- [SET TASK 1]
In the Panama Canal hearing transcript below, write out word for word the part that opens with the words containing "Mr. FLOOD. It" and closes with "the canal itself.".

- [TEXT PASSAGE]
--*--

Our position must be very careful, so that out of an abundance of caution, and trying to do good, we don't do bad as well. We should insist that the people must speak for themselves, the people must be free, the people must create their own governments, and so on and so on, about now. This is the subject that I would like to discuss with you, because you are for the authority, but not in this resolution. That is no cause for alarm here.

Mr. BINGHAM. But when you say that these people with whom you have spoken indicate they have to make certain noises in opposition, doesn't that suggest to you that they make those noises because the public in the Latin American countries feels very aggrieved about the continuing position of the United States in the Panama Canal Zone? Mr. FLOOD. No, oh, no.

Mr. BINGHAM. It does to me, frankly.

Mr. FLOOD. Well, it doesn't to me, frankly.

Mr. BINGHAM. What did you mean, then, that they had to make certain noises about?

Mr. FLOOD. It means they must make certain noises because they are aware that their people are aggrieved about certain things. But in Brazil, in Argentina, in Peru, in Paraguay, the last thing in the world that they are thinking of is the Panama Canal. They couldn't care less.

Mr. BINGHAM. I am puzzled by your statement-and perhaps you went into this before-that the surrender by the United States of the Canal Zone and Canal would inevitably result in a Communist takeover of Panama, as occurred in Cuba, which would include the canal itself.

--*--

Dataset rows:
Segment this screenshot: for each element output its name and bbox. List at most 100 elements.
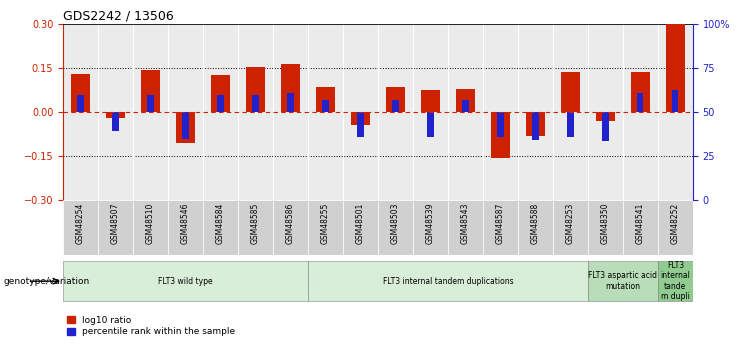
Text: genotype/variation: genotype/variation [4,277,90,286]
Bar [176,112,195,143]
Bar [147,95,153,112]
Text: GDS2242 / 13506: GDS2242 / 13506 [63,10,173,23]
Bar [392,100,399,112]
Text: GSM48586: GSM48586 [286,203,295,244]
FancyBboxPatch shape [483,200,518,255]
Bar [322,100,328,112]
Text: GSM48255: GSM48255 [321,203,330,244]
FancyBboxPatch shape [308,200,343,255]
Bar [77,95,84,112]
FancyBboxPatch shape [203,200,238,255]
Bar [518,24,553,200]
Bar [141,70,160,112]
FancyBboxPatch shape [273,200,308,255]
Text: GSM48501: GSM48501 [356,203,365,244]
Bar [567,112,574,137]
Text: GSM48253: GSM48253 [566,203,575,244]
Bar [596,112,615,121]
Bar [665,24,685,112]
Bar [413,24,448,200]
Bar [456,89,475,112]
Text: FLT3 internal tandem duplications: FLT3 internal tandem duplications [382,277,514,286]
Bar [168,24,203,200]
Bar [343,24,378,200]
Bar [350,112,370,125]
Bar [386,87,405,112]
FancyBboxPatch shape [63,200,98,255]
Bar [217,95,224,112]
FancyBboxPatch shape [238,200,273,255]
FancyBboxPatch shape [588,200,623,255]
Bar [602,112,608,141]
FancyBboxPatch shape [623,200,658,255]
Bar [561,72,580,112]
Bar [281,64,300,112]
Bar [448,24,483,200]
FancyBboxPatch shape [413,200,448,255]
Bar [203,24,238,200]
Bar [491,112,510,158]
Text: GSM48546: GSM48546 [181,203,190,244]
Bar [623,24,658,200]
Bar [378,24,413,200]
FancyBboxPatch shape [63,261,308,302]
Bar [553,24,588,200]
Text: GSM48507: GSM48507 [111,203,120,244]
FancyBboxPatch shape [518,200,553,255]
FancyBboxPatch shape [588,261,658,302]
Bar [526,112,545,136]
FancyBboxPatch shape [448,200,483,255]
FancyBboxPatch shape [378,200,413,255]
Bar [63,24,98,200]
FancyBboxPatch shape [98,200,133,255]
Text: GSM48503: GSM48503 [391,203,400,244]
Text: GSM48585: GSM48585 [251,203,260,244]
Bar [357,112,364,137]
Bar [98,24,133,200]
Bar [238,24,273,200]
Bar [532,112,539,140]
Bar [316,87,335,112]
Bar [421,90,440,112]
Bar [182,112,189,138]
Bar [637,93,643,112]
Text: GSM48252: GSM48252 [671,203,679,244]
Text: GSM48541: GSM48541 [636,203,645,244]
Bar [273,24,308,200]
Text: GSM48539: GSM48539 [426,203,435,244]
Bar [211,75,230,112]
Bar [428,112,433,137]
FancyBboxPatch shape [343,200,378,255]
FancyBboxPatch shape [658,200,693,255]
FancyBboxPatch shape [133,200,168,255]
Bar [288,93,293,112]
Text: GSM48587: GSM48587 [496,203,505,244]
Text: FLT3 aspartic acid
mutation: FLT3 aspartic acid mutation [588,272,657,291]
Legend: log10 ratio, percentile rank within the sample: log10 ratio, percentile rank within the … [67,316,235,336]
FancyBboxPatch shape [308,261,588,302]
Bar [71,74,90,112]
Bar [106,112,125,118]
FancyBboxPatch shape [168,200,203,255]
Text: GSM48584: GSM48584 [216,203,225,244]
Text: GSM48543: GSM48543 [461,203,470,244]
FancyBboxPatch shape [553,200,588,255]
Bar [246,67,265,112]
Text: GSM48254: GSM48254 [76,203,85,244]
Text: GSM48350: GSM48350 [601,203,610,244]
Text: FLT3 wild type: FLT3 wild type [158,277,213,286]
Text: GSM48510: GSM48510 [146,203,155,244]
Bar [672,90,679,112]
Bar [497,112,504,137]
FancyBboxPatch shape [658,261,693,302]
Bar [133,24,168,200]
Text: GSM48588: GSM48588 [531,203,540,244]
Bar [631,72,650,112]
Bar [588,24,623,200]
Bar [658,24,693,200]
Bar [308,24,343,200]
Bar [462,100,468,112]
Bar [252,95,259,112]
Text: FLT3
internal
tande
m dupli: FLT3 internal tande m dupli [660,261,691,301]
Bar [483,24,518,200]
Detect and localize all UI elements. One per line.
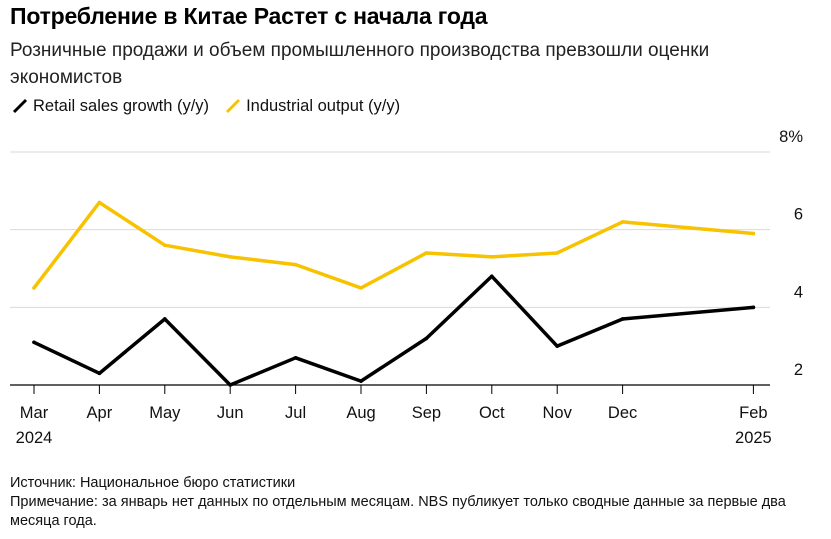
industrial-point-nov (555, 251, 559, 255)
industrial-legend-swatch-icon (226, 98, 241, 114)
x-tick-label-sep: Sep (412, 404, 441, 422)
legend-item-industrial: Industrial output (y/y) (223, 96, 400, 116)
industrial-point-mar (32, 286, 36, 290)
y-tick-label-6: 6 (794, 206, 803, 224)
source-note: Источник: Национальное бюро статистики (10, 475, 296, 491)
industrial-point-apr (97, 200, 102, 205)
line-chart: 2 4 6 8% Mar 2024 Apr May Jun Jul Aug Sep Oct Nov Dec F… (10, 128, 803, 447)
industrial-point-aug (359, 286, 363, 290)
industrial-point-feb (751, 231, 756, 236)
x-tick-label-jun: Jun (217, 404, 244, 422)
industrial-point-jul (293, 262, 298, 267)
industrial-point-sep (424, 251, 429, 255)
retail-legend-swatch-icon (12, 98, 28, 114)
chart-notes: Источник: Национальное бюро статистики П… (10, 474, 820, 531)
retail-point-nov (555, 344, 559, 348)
x-year-label-2024: 2024 (16, 429, 53, 447)
legend-label-retail: Retail sales growth (y/y) (33, 96, 210, 115)
industrial-point-oct (490, 255, 494, 259)
x-tick-label-oct: Oct (479, 404, 505, 422)
retail-point-apr (97, 371, 102, 376)
industrial-point-jun (228, 255, 232, 259)
retail-point-jul (293, 356, 298, 360)
x-tick-label-dec: Dec (608, 404, 637, 422)
x-tick-label-mar: Mar (20, 404, 49, 422)
legend-item-retail: Retail sales growth (y/y) (10, 96, 209, 116)
legend: Retail sales growth (y/y) Industrial out… (10, 96, 414, 116)
industrial-point-dec (620, 220, 625, 224)
y-tick-label-2: 2 (794, 361, 803, 379)
legend-label-industrial: Industrial output (y/y) (246, 96, 401, 115)
y-tick-label-4: 4 (794, 283, 803, 301)
x-tick-label-nov: Nov (543, 404, 573, 422)
x-year-label-2025: 2025 (735, 429, 772, 447)
x-tick-label-may: May (149, 404, 181, 422)
retail-point-sep (424, 336, 429, 341)
chart-title: Потребление в Китае Растет с начала года (10, 3, 488, 29)
retail-point-dec (620, 317, 625, 321)
x-tick-label-apr: Apr (87, 404, 113, 422)
retail-point-aug (359, 379, 363, 383)
y-tick-label-8: 8% (779, 128, 803, 146)
x-tick-label-aug: Aug (346, 404, 375, 422)
x-tick-label-jul: Jul (285, 404, 306, 422)
retail-point-jun (228, 383, 232, 387)
retail-point-feb (751, 305, 756, 310)
chart-subtitle: Розничные продажи и объем промышленного … (10, 40, 710, 88)
footnote: Примечание: за январь нет данных по отде… (10, 494, 786, 529)
industrial-point-may (163, 243, 167, 247)
retail-sales-line (32, 274, 756, 387)
retail-point-may (163, 317, 167, 321)
retail-point-oct (490, 274, 494, 279)
industrial-output-line (32, 200, 756, 290)
x-tick-label-feb: Feb (739, 404, 767, 422)
retail-point-mar (32, 340, 36, 345)
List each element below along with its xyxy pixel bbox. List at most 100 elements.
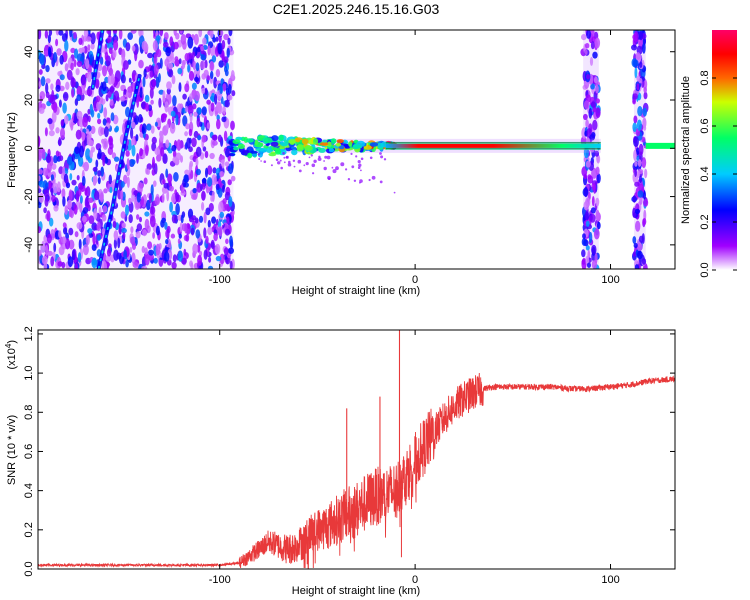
noise-speck [75, 129, 82, 140]
tone-speck [291, 146, 297, 150]
noise-speck [94, 190, 100, 201]
noise-speck [211, 174, 217, 186]
noise-speck [155, 225, 160, 236]
noise-speck [635, 220, 641, 232]
noise-speck [87, 108, 91, 115]
noise-speck [190, 227, 195, 236]
noise-speck [138, 59, 144, 69]
noise-speck [175, 114, 179, 126]
noise-speck [196, 182, 202, 193]
noise-speck [207, 165, 213, 176]
noise-speck [203, 211, 207, 224]
tone-speck [280, 142, 289, 147]
noise-speck [581, 238, 587, 246]
noise-speck [591, 244, 597, 255]
tone-speck [228, 135, 233, 140]
tone-tail [298, 169, 302, 173]
y-tick-label: 0 [23, 145, 35, 151]
noise-speck [159, 30, 164, 37]
noise-speck [642, 218, 647, 226]
x-tick-label: 0 [412, 574, 418, 586]
noise-speck [99, 56, 104, 66]
tone-tail [351, 165, 355, 169]
tone-speck [369, 142, 379, 147]
noise-speck [41, 149, 46, 160]
noise-speck [112, 221, 117, 228]
noise-speck [634, 67, 638, 79]
noise-speck [201, 201, 205, 211]
noise-speck [86, 88, 93, 97]
x-tick-label: -100 [209, 274, 231, 286]
noise-speck [77, 252, 82, 263]
noise-speck [224, 99, 230, 108]
noise-speck [71, 249, 76, 261]
noise-speck [131, 241, 137, 250]
tone-tail [292, 159, 296, 162]
noise-speck [586, 74, 590, 80]
noise-speck [210, 239, 215, 250]
noise-speck [143, 177, 148, 185]
tone-tail [331, 166, 334, 169]
noise-speck [583, 113, 588, 121]
noise-speck [113, 238, 117, 249]
noise-speck [222, 83, 227, 92]
noise-speck [64, 39, 69, 52]
noise-speck [165, 239, 169, 245]
noise-speck [226, 216, 230, 224]
noise-speck [180, 33, 187, 45]
noise-speck [68, 227, 74, 236]
noise-burst [631, 30, 649, 269]
noise-speck [152, 156, 155, 169]
noise-speck [211, 134, 218, 140]
noise-speck [140, 101, 146, 110]
noise-speck [48, 181, 52, 190]
noise-speck [178, 233, 182, 239]
noise-speck [172, 254, 177, 263]
noise-speck [76, 60, 83, 67]
noise-speck [195, 146, 202, 157]
noise-speck [633, 30, 639, 43]
noise-speck [170, 110, 176, 117]
noise-speck [62, 196, 66, 207]
noise-speck [97, 118, 102, 125]
noise-speck [166, 93, 170, 100]
tone-speck [326, 141, 332, 147]
noise-speck [45, 65, 50, 73]
noise-speck [46, 210, 51, 222]
noise-speck [102, 155, 106, 167]
noise-speck [634, 264, 639, 269]
noise-speck [131, 45, 136, 52]
noise-speck [148, 193, 152, 204]
tone-tail [283, 161, 286, 164]
y-tick-label: 20 [23, 94, 35, 106]
noise-speck [61, 236, 67, 244]
tone-tail [323, 160, 325, 162]
noise-speck [208, 256, 212, 263]
noise-speck [58, 30, 64, 36]
noise-speck [77, 53, 83, 64]
tone-tail [297, 159, 302, 164]
noise-speck [68, 189, 73, 202]
noise-speck [146, 163, 152, 171]
noise-speck [589, 134, 595, 141]
dispersive-streak-core [91, 30, 104, 89]
noise-speck [136, 153, 139, 164]
noise-speck [218, 226, 223, 237]
noise-speck [74, 112, 77, 125]
colorbar-label: Normalized spectral amplitude [680, 76, 692, 224]
noise-speck [125, 204, 129, 216]
noise-speck [104, 76, 109, 84]
noise-speck [74, 48, 79, 59]
noise-speck [167, 148, 173, 154]
noise-speck [171, 144, 177, 152]
noise-speck [195, 62, 200, 72]
noise-speck [227, 179, 232, 186]
noise-speck [585, 220, 590, 227]
tone-speck [245, 138, 254, 143]
noise-speck [182, 93, 187, 100]
noise-speck [228, 247, 234, 254]
tone-band-tail [645, 142, 675, 149]
noise-speck [595, 211, 601, 222]
noise-speck [47, 250, 53, 256]
noise-speck [147, 52, 154, 59]
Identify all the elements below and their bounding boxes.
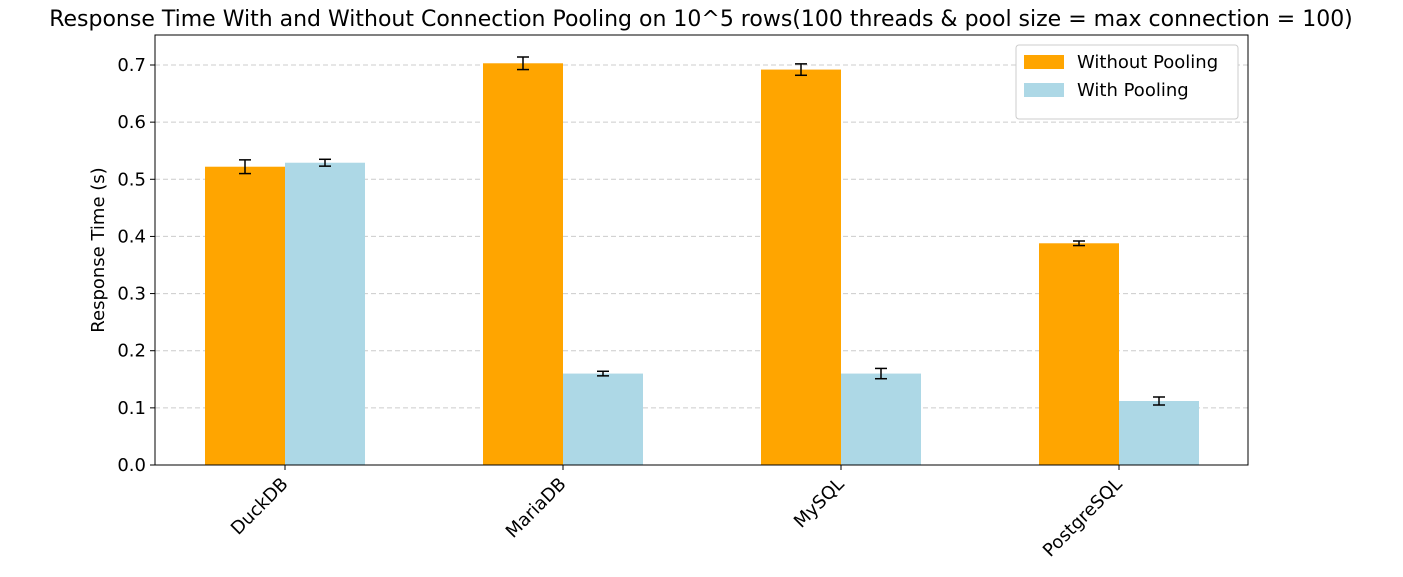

--*--

- [SET TASK 2]
Repeat word for word the part of the dataset rows above that opens with the line containing "industrial-point-nov (555, 251, 559, 255)" and closes with the line containing "industrial-point-apr (97, 200, 102, 205)", both of those lines included.

- [WRITTEN RESPONSE 1]
Mr. FLOOD. It means they must make certain noises because they are aware that their people are aggrieved about certain things. But in Brazil, in Argentina, in Peru, in Paraguay, the last thing in the world that they are thinking of is the Panama Canal. They couldn't care less.

Mr. BINGHAM. I am puzzled by your statement-and perhaps you went into this before-that the surrender by the United States of the Canal Zone and Canal would inevitably result in a Communist takeover of Panama, as occurred in Cuba, which would include the canal itself.

- [WRITTEN RESPONSE 2]
industrial-point-nov (555, 251, 559, 255)
industrial-legend-swatch-icon (226, 98, 241, 114)
x-tick-label-sep: Sep (412, 404, 441, 422)
legend-item-industrial: Industrial output (y/y) (223, 96, 400, 116)
industrial-point-mar (32, 286, 36, 290)
y-tick-label-6: 6 (794, 206, 803, 224)
source-note: Источник: Национальное бюро статистики (10, 475, 296, 491)
industrial-point-apr (97, 200, 102, 205)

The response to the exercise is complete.